## BEGIN Material for this task

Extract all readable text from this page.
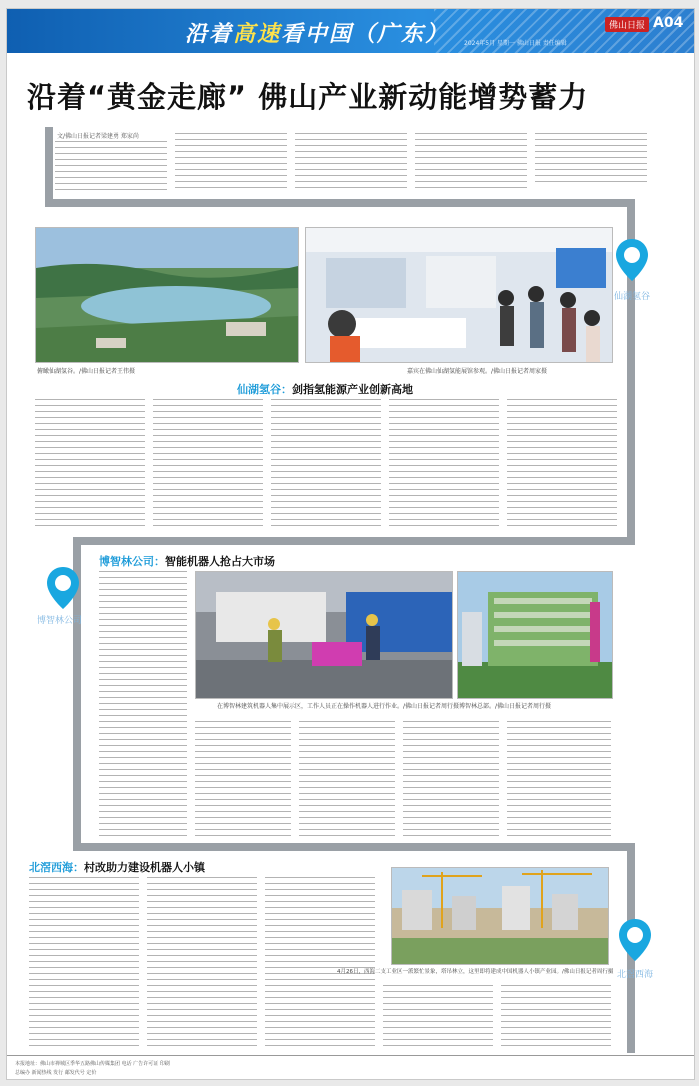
沿着高速看中国（广东） 2024年5月 星期一 佛山日报 责任编辑
佛山日报 A04
沿着“黄金走廊” 佛山产业新动能增势蓄力
文/佛山日报记者梁建勇 郑家尚
俯瞰仙湖氢谷。/佛山日报记者王伟摄	嘉宾在佛山仙湖氢能展馆参观。/佛山日报记者周家摄
仙湖氢谷
仙湖氢谷：剑指氢能源产业创新高地
博智林公司：智能机器人抢占大市场
博智林公司
在博智林建筑机器人集中展示区，工作人员正在操作机器人进行作业。/佛山日报记者周行摄 博智林总部。/佛山日报记者周行摄
北滘西海：村改助力建设机器人小镇
4月26日，西海二支工业区一派繁忙景象，塔吊林立，这里即将建成中国机器人小镇产业园。/佛山日报记者周行摄 北滘西海
本报地址：佛山市禅城区季华五路佛山传媒集团 电话 广告许可证 印刷
总编办 新闻热线 发行 邮发代号 定价
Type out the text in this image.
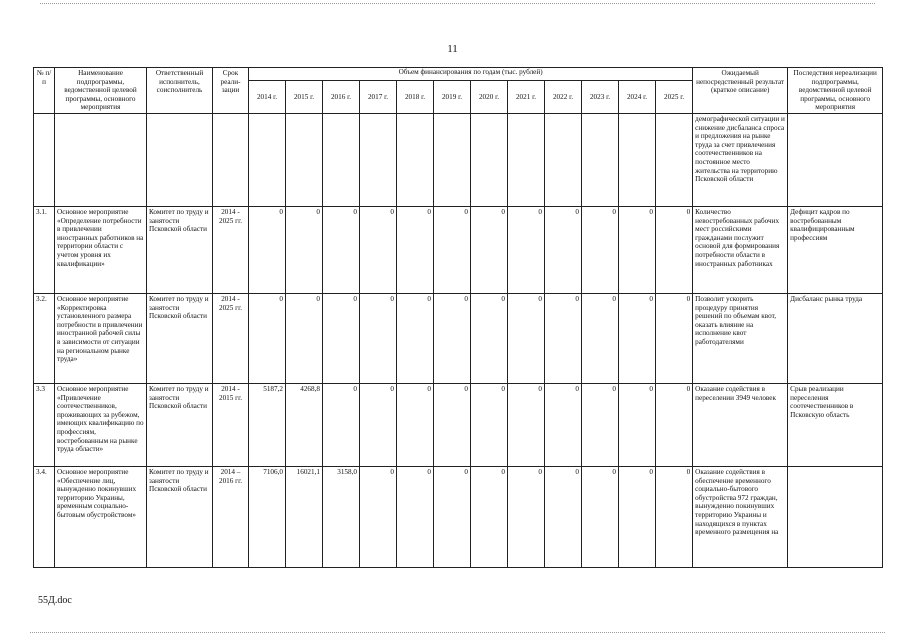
11
№ п/п	Наименование подпрограммы, ведомственной целевой программы, основного мероприятия	Ответственный исполнитель, соисполнитель	Срок реали-зации	Объем финансирования по годам (тыс. рублей)												Ожидаемый непосредственный результат (краткое описание)	Последствия нереализации подпрограммы, ведомственной целевой программы, основного мероприятия
				2014 г.	2015 г.	2016 г.	2017 г.	2018 г.	2019 г.	2020 г.	2021 г.	2022 г.	2023 г.	2024 г.	2025 г.		
																демографической ситуации и снижение дисбаланса спроса и предложения на рынке труда за счет привлечения соотечественников на постоянное место жительства на территорию Псковской области	
3.1.	Основное мероприятие «Определение потребности в привлечении иностранных работников на территории области с учетом уровня их квалификации»	Комитет по труду и занятости Псковской области	2014 - 2025 гг.	0	0	0	0	0	0	0	0	0	0	0	0	Количество невостребованных рабочих мест российскими гражданами послужит основой для формирования потребности области в иностранных работниках	Дефицит кадров по востребованным квалифицированным профессиям
3.2.	Основное мероприятие «Корректировка установленного размера потребности в привлечении иностранной рабочей силы в зависимости от ситуации на региональном рынке труда»	Комитет по труду и занятости Псковской области	2014 - 2025 гг.	0	0	0	0	0	0	0	0	0	0	0	0	Позволит ускорить процедуру принятия решений по объемам квот, оказать влияние на исполнение квот работодателями	Дисбаланс рынка труда
3.3	Основное мероприятие «Привлечение соотечественников, проживающих за рубежом, имеющих квалификацию по профессиям, востребованным на рынке труда области»	Комитет по труду и занятости Псковской области	2014 - 2015 гг.	5187,2	4268,8	0	0	0	0	0	0	0	0	0	0	Оказание содействия в переселении 3949 человек	Срыв реализации переселения соотечественников в Псковскую область
3.4.	Основное мероприятие «Обеспечение лиц, вынужденно покинувших территорию Украины, временным социально-бытовым обустройством»	Комитет по труду и занятости Псковской области	2014 – 2016 гг.	7106,0	16021,1	3158,0	0	0	0	0	0	0	0	0	0	Оказание содействия в обеспечение временного социально-бытового обустройства 972 граждан, вынужденно покинувших территорию Украины и находящихся в пунктах временного размещения на	

55Д.doc
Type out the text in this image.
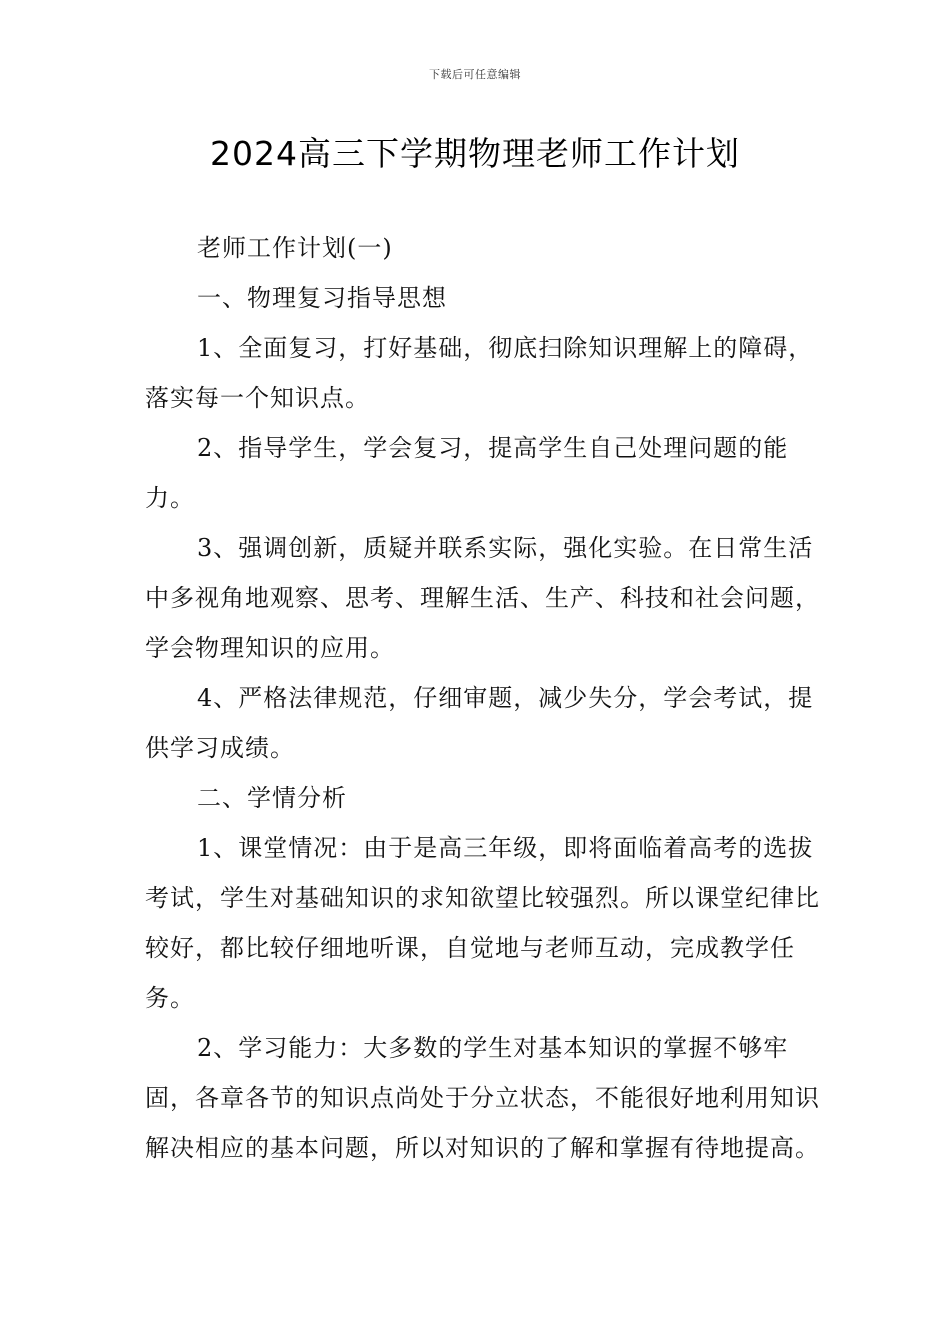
下载后可任意编辑
2024高三下学期物理老师工作计划

老师工作计划(一)

一、物理复习指导思想

1、全面复习，打好基础，彻底扫除知识理解上的障碍，落实每一个知识点。

2、指导学生，学会复习，提高学生自己处理问题的能力。

3、强调创新，质疑并联系实际，强化实验。在日常生活中多视角地观察、思考、理解生活、生产、科技和社会问题，学会物理知识的应用。

4、严格法律规范，仔细审题，减少失分，学会考试，提供学习成绩。

二、学情分析

1、课堂情况：由于是高三年级，即将面临着高考的选拔考试，学生对基础知识的求知欲望比较强烈。所以课堂纪律比较好，都比较仔细地听课，自觉地与老师互动，完成教学任务。

2、学习能力：大多数的学生对基本知识的掌握不够牢固，各章各节的知识点尚处于分立状态，不能很好地利用知识解决相应的基本问题，所以对知识的了解和掌握有待地提高。
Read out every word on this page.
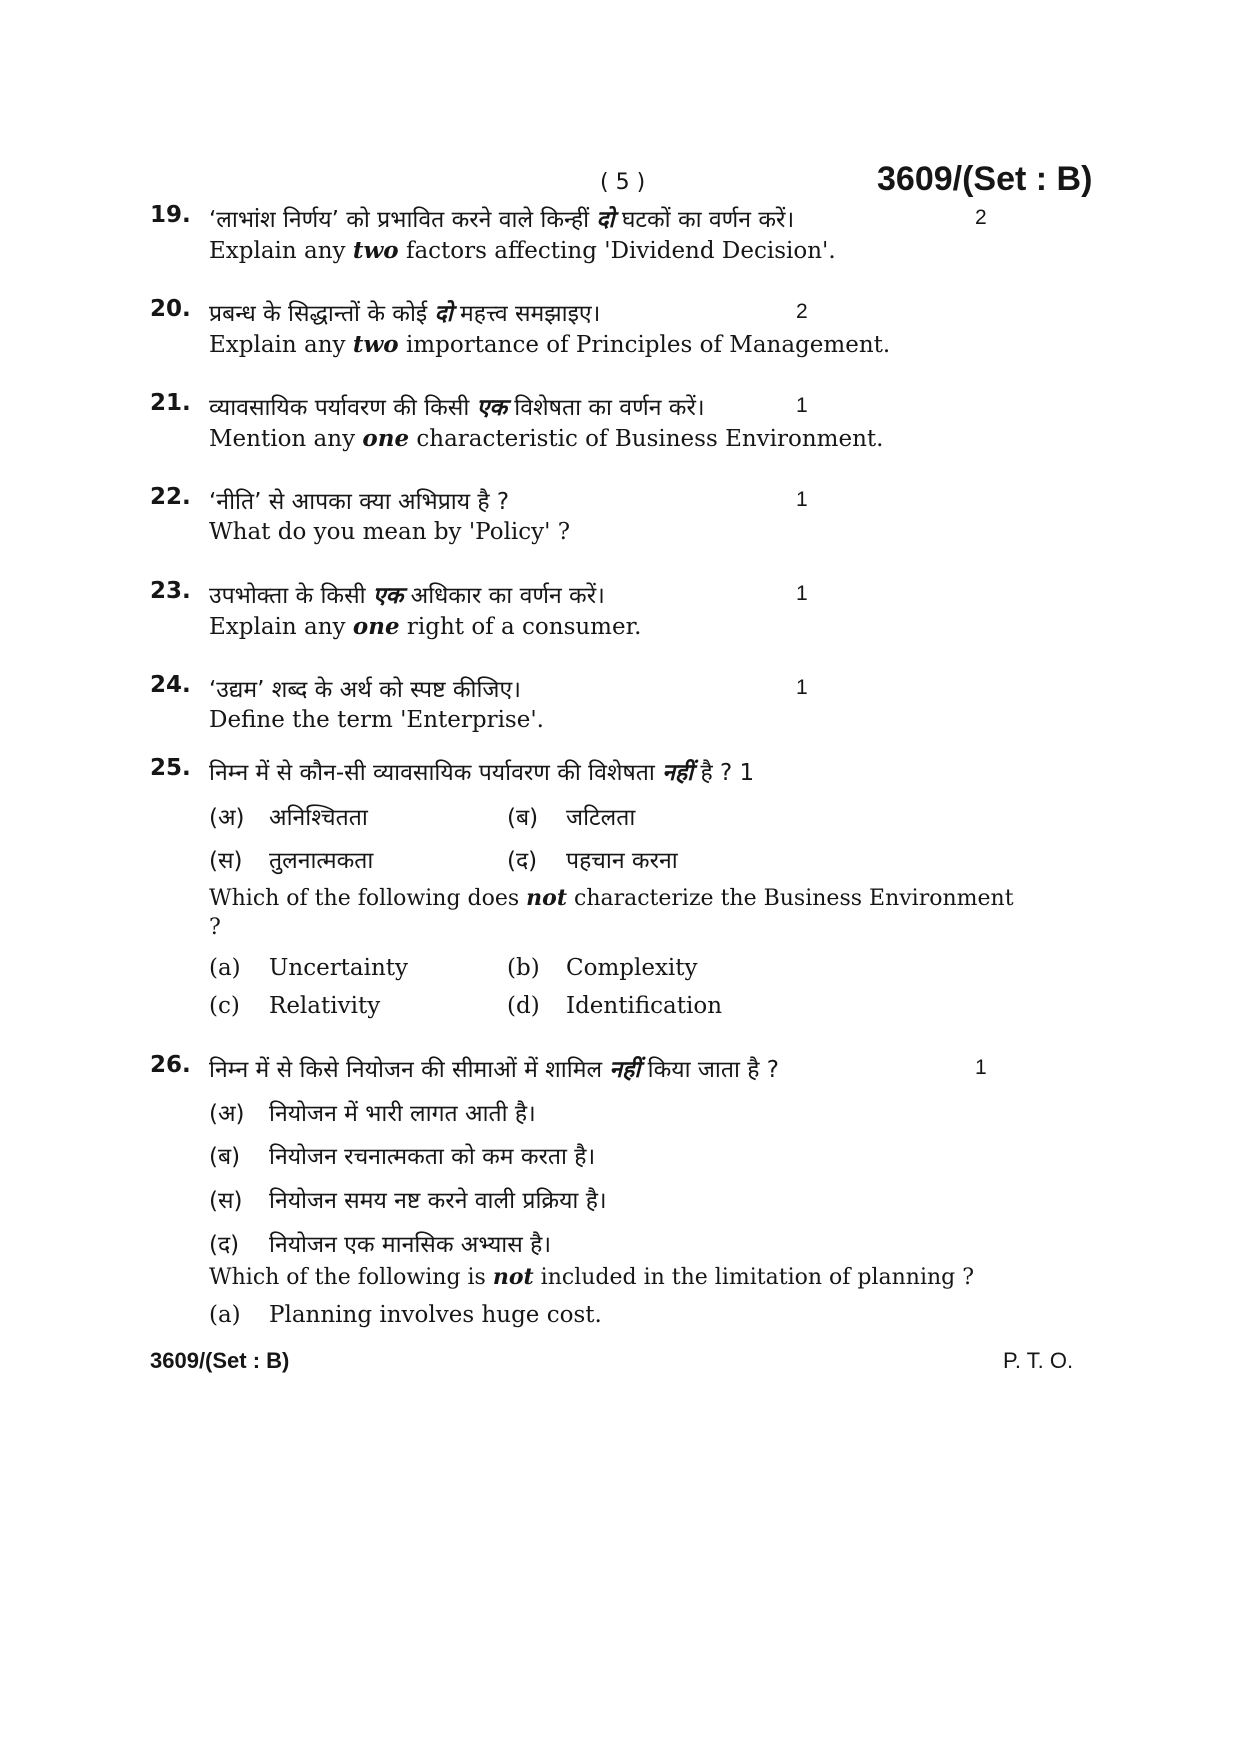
( 5 )	3609/(Set : B)
19. ‘लाभांश निर्णय’ को प्रभावित करने वाले किन्हीं दो घटकों का वर्णन करें।	2
Explain any two factors affecting 'Dividend Decision'.
20. प्रबन्ध के सिद्धान्तों के कोई दो महत्त्व समझाइए।	2
Explain any two importance of Principles of Management.
21. व्यावसायिक पर्यावरण की किसी एक विशेषता का वर्णन करें।	1
Mention any one characteristic of Business Environment.
22. ‘नीति’ से आपका क्या अभिप्राय है ?	1
What do you mean by 'Policy' ?
23. उपभोक्ता के किसी एक अधिकार का वर्णन करें।	1
Explain any one right of a consumer.
24. ‘उद्यम’ शब्द के अर्थ को स्पष्ट कीजिए।	1
Define the term 'Enterprise'.
25. निम्न में से कौन-सी व्यावसायिक पर्यावरण की विशेषता नहीं है ? 1
(अ) अनिश्चितता	(ब) जटिलता
(स) तुलनात्मकता	(द) पहचान करना
Which of the following does not characterize the Business Environment
?
(a) Uncertainty	(b) Complexity
(c) Relativity	(d) Identification
26. निम्न में से किसे नियोजन की सीमाओं में शामिल नहीं किया जाता है ?	1
(अ) नियोजन में भारी लागत आती है।
(ब) नियोजन रचनात्मकता को कम करता है।
(स) नियोजन समय नष्ट करने वाली प्रक्रिया है।
(द) नियोजन एक मानसिक अभ्यास है।
Which of the following is not included in the limitation of planning ?
(a) Planning involves huge cost.
3609/(Set : B)	P. T. O.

## END Material for this task

Exercise description:
Pick out the lines above that hold the string "following" and show them.

Expected answer:
Which of the following does not characterize the Business Environment
Which of the following is not included in the limitation of planning ?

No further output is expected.